* start THE RECORDS *
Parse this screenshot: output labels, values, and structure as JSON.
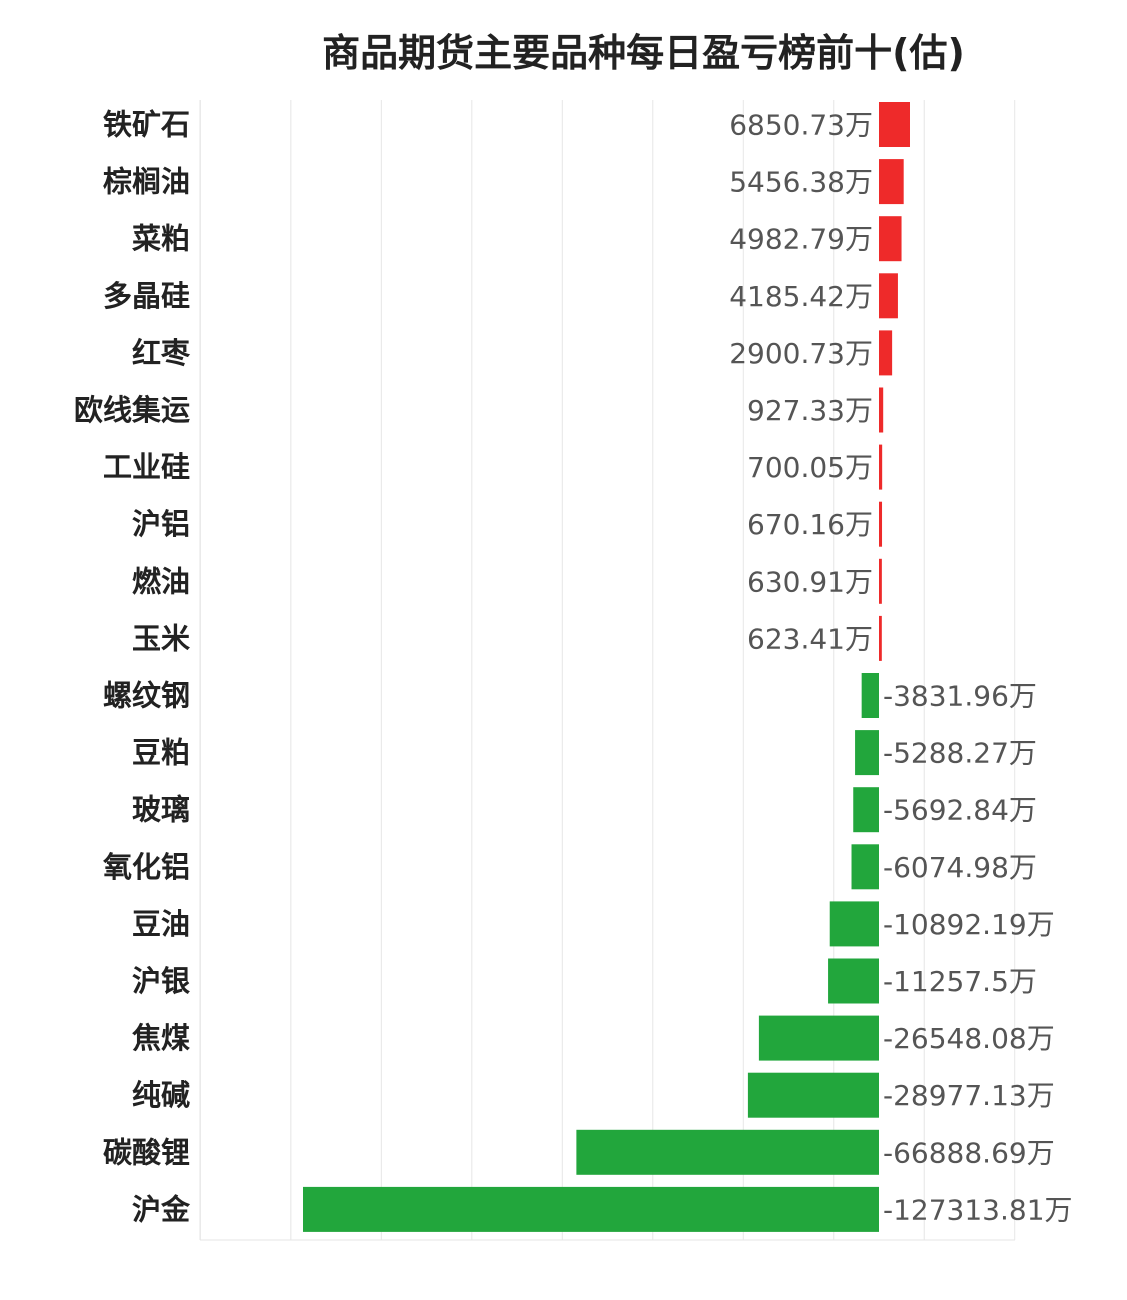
{
  "chart_data": {
    "type": "bar",
    "orientation": "horizontal",
    "title": "商品期货主要品种每日盈亏榜前十(估)",
    "unit_suffix": "万",
    "categories": [
      "铁矿石",
      "棕榈油",
      "菜粕",
      "多晶硅",
      "红枣",
      "欧线集运",
      "工业硅",
      "沪铝",
      "燃油",
      "玉米",
      "螺纹钢",
      "豆粕",
      "玻璃",
      "氧化铝",
      "豆油",
      "沪银",
      "焦煤",
      "纯碱",
      "碳酸锂",
      "沪金"
    ],
    "values": [
      6850.73,
      5456.38,
      4982.79,
      4185.42,
      2900.73,
      927.33,
      700.05,
      670.16,
      630.91,
      623.41,
      -3831.96,
      -5288.27,
      -5692.84,
      -6074.98,
      -10892.19,
      -11257.5,
      -26548.08,
      -28977.13,
      -66888.69,
      -127313.81
    ],
    "value_labels": [
      "6850.73万",
      "5456.38万",
      "4982.79万",
      "4185.42万",
      "2900.73万",
      "927.33万",
      "700.05万",
      "670.16万",
      "630.91万",
      "623.41万",
      "-3831.96万",
      "-5288.27万",
      "-5692.84万",
      "-6074.98万",
      "-10892.19万",
      "-11257.5万",
      "-26548.08万",
      "-28977.13万",
      "-66888.69万",
      "-127313.81万"
    ],
    "xlim": [
      -150000,
      30000
    ],
    "grid": true,
    "colors": {
      "positive": "#ee2a2a",
      "negative": "#22a63c",
      "grid": "#e6e6e6"
    }
  }
}
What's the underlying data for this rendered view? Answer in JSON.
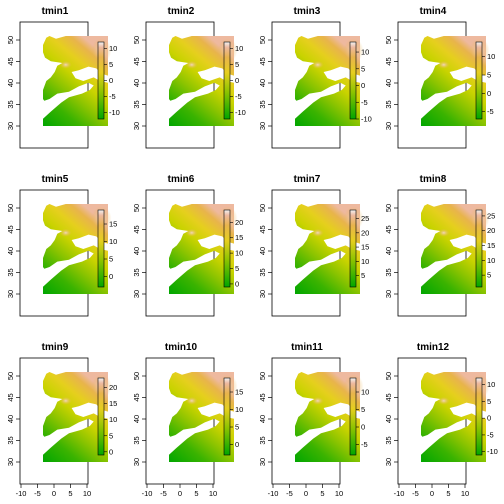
{
  "figure": {
    "columns": 4,
    "rows": 3,
    "x_ticks": [
      "-10",
      "-5",
      "0",
      "5",
      "10"
    ],
    "y_ticks": [
      "30",
      "35",
      "40",
      "45",
      "50"
    ],
    "palette": [
      "#00a600",
      "#3ab300",
      "#8cc400",
      "#c9d300",
      "#e6cf1e",
      "#e8b44c",
      "#eeb99f",
      "#f2f2f2"
    ],
    "panels": [
      {
        "title": "tmin1",
        "legend_ticks": [
          "10",
          "5",
          "0",
          "-5",
          "-10"
        ],
        "range": [
          -12,
          12
        ]
      },
      {
        "title": "tmin2",
        "legend_ticks": [
          "10",
          "5",
          "0",
          "-5",
          "-10"
        ],
        "range": [
          -12,
          12
        ]
      },
      {
        "title": "tmin3",
        "legend_ticks": [
          "10",
          "5",
          "0",
          "-5",
          "-10"
        ],
        "range": [
          -10,
          13
        ]
      },
      {
        "title": "tmin4",
        "legend_ticks": [
          "10",
          "5",
          "0",
          "-5"
        ],
        "range": [
          -7,
          14
        ]
      },
      {
        "title": "tmin5",
        "legend_ticks": [
          "15",
          "10",
          "5",
          "0"
        ],
        "range": [
          -3,
          19
        ]
      },
      {
        "title": "tmin6",
        "legend_ticks": [
          "20",
          "15",
          "10",
          "5",
          "0"
        ],
        "range": [
          -1,
          24
        ]
      },
      {
        "title": "tmin7",
        "legend_ticks": [
          "25",
          "20",
          "15",
          "10",
          "5"
        ],
        "range": [
          1,
          28
        ]
      },
      {
        "title": "tmin8",
        "legend_ticks": [
          "25",
          "20",
          "15",
          "10",
          "5"
        ],
        "range": [
          1,
          27
        ]
      },
      {
        "title": "tmin9",
        "legend_ticks": [
          "20",
          "15",
          "10",
          "5",
          "0"
        ],
        "range": [
          -1,
          23
        ]
      },
      {
        "title": "tmin10",
        "legend_ticks": [
          "15",
          "10",
          "5",
          "0"
        ],
        "range": [
          -3,
          19
        ]
      },
      {
        "title": "tmin11",
        "legend_ticks": [
          "10",
          "5",
          "0",
          "-5"
        ],
        "range": [
          -8,
          14
        ]
      },
      {
        "title": "tmin12",
        "legend_ticks": [
          "10",
          "5",
          "0",
          "-5",
          "-10"
        ],
        "range": [
          -11,
          12
        ]
      }
    ]
  }
}
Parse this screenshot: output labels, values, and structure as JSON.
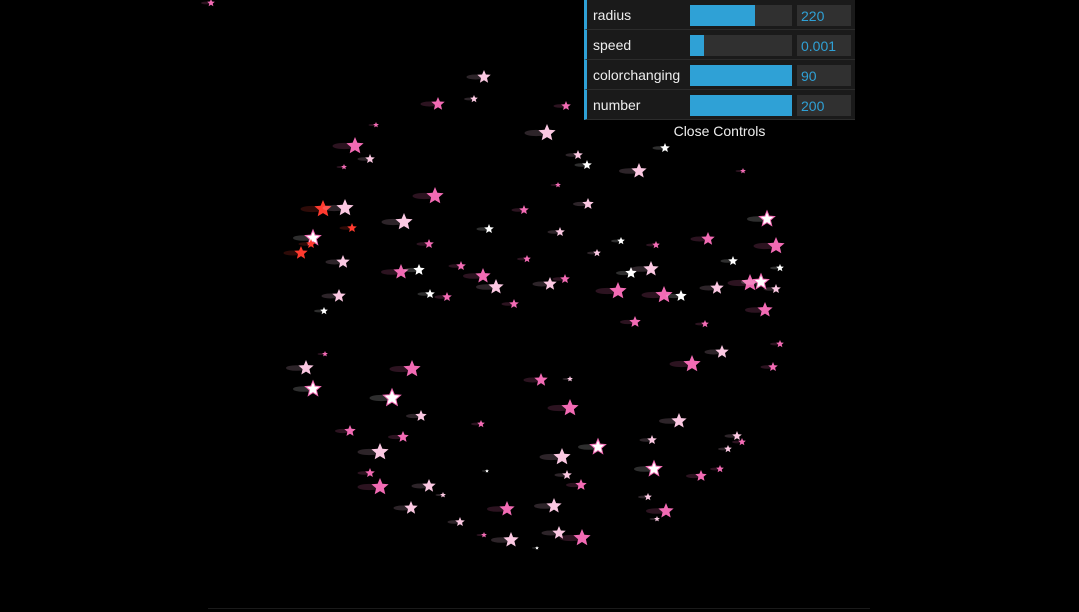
{
  "gui": {
    "controllers": [
      {
        "name": "radius",
        "value": "220",
        "fill": 0.64
      },
      {
        "name": "speed",
        "value": "0.001",
        "fill": 0.14
      },
      {
        "name": "colorchanging",
        "value": "90",
        "fill": 1.0
      },
      {
        "name": "number",
        "value": "200",
        "fill": 1.0
      }
    ],
    "close_label": "Close Controls"
  },
  "colors": {
    "accent": "#2fa1d6",
    "panel_bg": "#1a1a1a",
    "slider_bg": "#303030",
    "star_pink": "#f26bb4",
    "star_light": "#fbc8e2",
    "star_red": "#ff3b2f",
    "star_white": "#ffffff"
  }
}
* end THE RECORDS *
*TO BE DONE*
Output the records above exactly as they are, leaving out the pictures.

*ANSWER TO THE EXERCISE*
Parse this screenshot: output labels, values, and structure as JSON.
{
  "chart_data": {
    "type": "bar",
    "orientation": "horizontal",
    "title": "商品期货主要品种每日盈亏榜前十(估)",
    "unit_suffix": "万",
    "categories": [
      "铁矿石",
      "棕榈油",
      "菜粕",
      "多晶硅",
      "红枣",
      "欧线集运",
      "工业硅",
      "沪铝",
      "燃油",
      "玉米",
      "螺纹钢",
      "豆粕",
      "玻璃",
      "氧化铝",
      "豆油",
      "沪银",
      "焦煤",
      "纯碱",
      "碳酸锂",
      "沪金"
    ],
    "values": [
      6850.73,
      5456.38,
      4982.79,
      4185.42,
      2900.73,
      927.33,
      700.05,
      670.16,
      630.91,
      623.41,
      -3831.96,
      -5288.27,
      -5692.84,
      -6074.98,
      -10892.19,
      -11257.5,
      -26548.08,
      -28977.13,
      -66888.69,
      -127313.81
    ],
    "value_labels": [
      "6850.73万",
      "5456.38万",
      "4982.79万",
      "4185.42万",
      "2900.73万",
      "927.33万",
      "700.05万",
      "670.16万",
      "630.91万",
      "623.41万",
      "-3831.96万",
      "-5288.27万",
      "-5692.84万",
      "-6074.98万",
      "-10892.19万",
      "-11257.5万",
      "-26548.08万",
      "-28977.13万",
      "-66888.69万",
      "-127313.81万"
    ],
    "xlim": [
      -150000,
      30000
    ],
    "grid": true,
    "colors": {
      "positive": "#ee2a2a",
      "negative": "#22a63c",
      "grid": "#e6e6e6"
    }
  }
}
What's the underlying data for this rendered view? Answer in JSON.
{
  "figure": {
    "columns": 4,
    "rows": 3,
    "x_ticks": [
      "-10",
      "-5",
      "0",
      "5",
      "10"
    ],
    "y_ticks": [
      "30",
      "35",
      "40",
      "45",
      "50"
    ],
    "palette": [
      "#00a600",
      "#3ab300",
      "#8cc400",
      "#c9d300",
      "#e6cf1e",
      "#e8b44c",
      "#eeb99f",
      "#f2f2f2"
    ],
    "panels": [
      {
        "title": "tmin1",
        "legend_ticks": [
          "10",
          "5",
          "0",
          "-5",
          "-10"
        ],
        "range": [
          -12,
          12
        ]
      },
      {
        "title": "tmin2",
        "legend_ticks": [
          "10",
          "5",
          "0",
          "-5",
          "-10"
        ],
        "range": [
          -12,
          12
        ]
      },
      {
        "title": "tmin3",
        "legend_ticks": [
          "10",
          "5",
          "0",
          "-5",
          "-10"
        ],
        "range": [
          -10,
          13
        ]
      },
      {
        "title": "tmin4",
        "legend_ticks": [
          "10",
          "5",
          "0",
          "-5"
        ],
        "range": [
          -7,
          14
        ]
      },
      {
        "title": "tmin5",
        "legend_ticks": [
          "15",
          "10",
          "5",
          "0"
        ],
        "range": [
          -3,
          19
        ]
      },
      {
        "title": "tmin6",
        "legend_ticks": [
          "20",
          "15",
          "10",
          "5",
          "0"
        ],
        "range": [
          -1,
          24
        ]
      },
      {
        "title": "tmin7",
        "legend_ticks": [
          "25",
          "20",
          "15",
          "10",
          "5"
        ],
        "range": [
          1,
          28
        ]
      },
      {
        "title": "tmin8",
        "legend_ticks": [
          "25",
          "20",
          "15",
          "10",
          "5"
        ],
        "range": [
          1,
          27
        ]
      },
      {
        "title": "tmin9",
        "legend_ticks": [
          "20",
          "15",
          "10",
          "5",
          "0"
        ],
        "range": [
          -1,
          23
        ]
      },
      {
        "title": "tmin10",
        "legend_ticks": [
          "15",
          "10",
          "5",
          "0"
        ],
        "range": [
          -3,
          19
        ]
      },
      {
        "title": "tmin11",
        "legend_ticks": [
          "10",
          "5",
          "0",
          "-5"
        ],
        "range": [
          -8,
          14
        ]
      },
      {
        "title": "tmin12",
        "legend_ticks": [
          "10",
          "5",
          "0",
          "-5",
          "-10"
        ],
        "range": [
          -11,
          12
        ]
      }
    ]
  }
}
Parse this screenshot: output labels, values, and structure as JSON.
{
  "gui": {
    "controllers": [
      {
        "name": "radius",
        "value": "220",
        "fill": 0.64
      },
      {
        "name": "speed",
        "value": "0.001",
        "fill": 0.14
      },
      {
        "name": "colorchanging",
        "value": "90",
        "fill": 1.0
      },
      {
        "name": "number",
        "value": "200",
        "fill": 1.0
      }
    ],
    "close_label": "Close Controls"
  },
  "colors": {
    "accent": "#2fa1d6",
    "panel_bg": "#1a1a1a",
    "slider_bg": "#303030",
    "star_pink": "#f26bb4",
    "star_light": "#fbc8e2",
    "star_red": "#ff3b2f",
    "star_white": "#ffffff"
  }
}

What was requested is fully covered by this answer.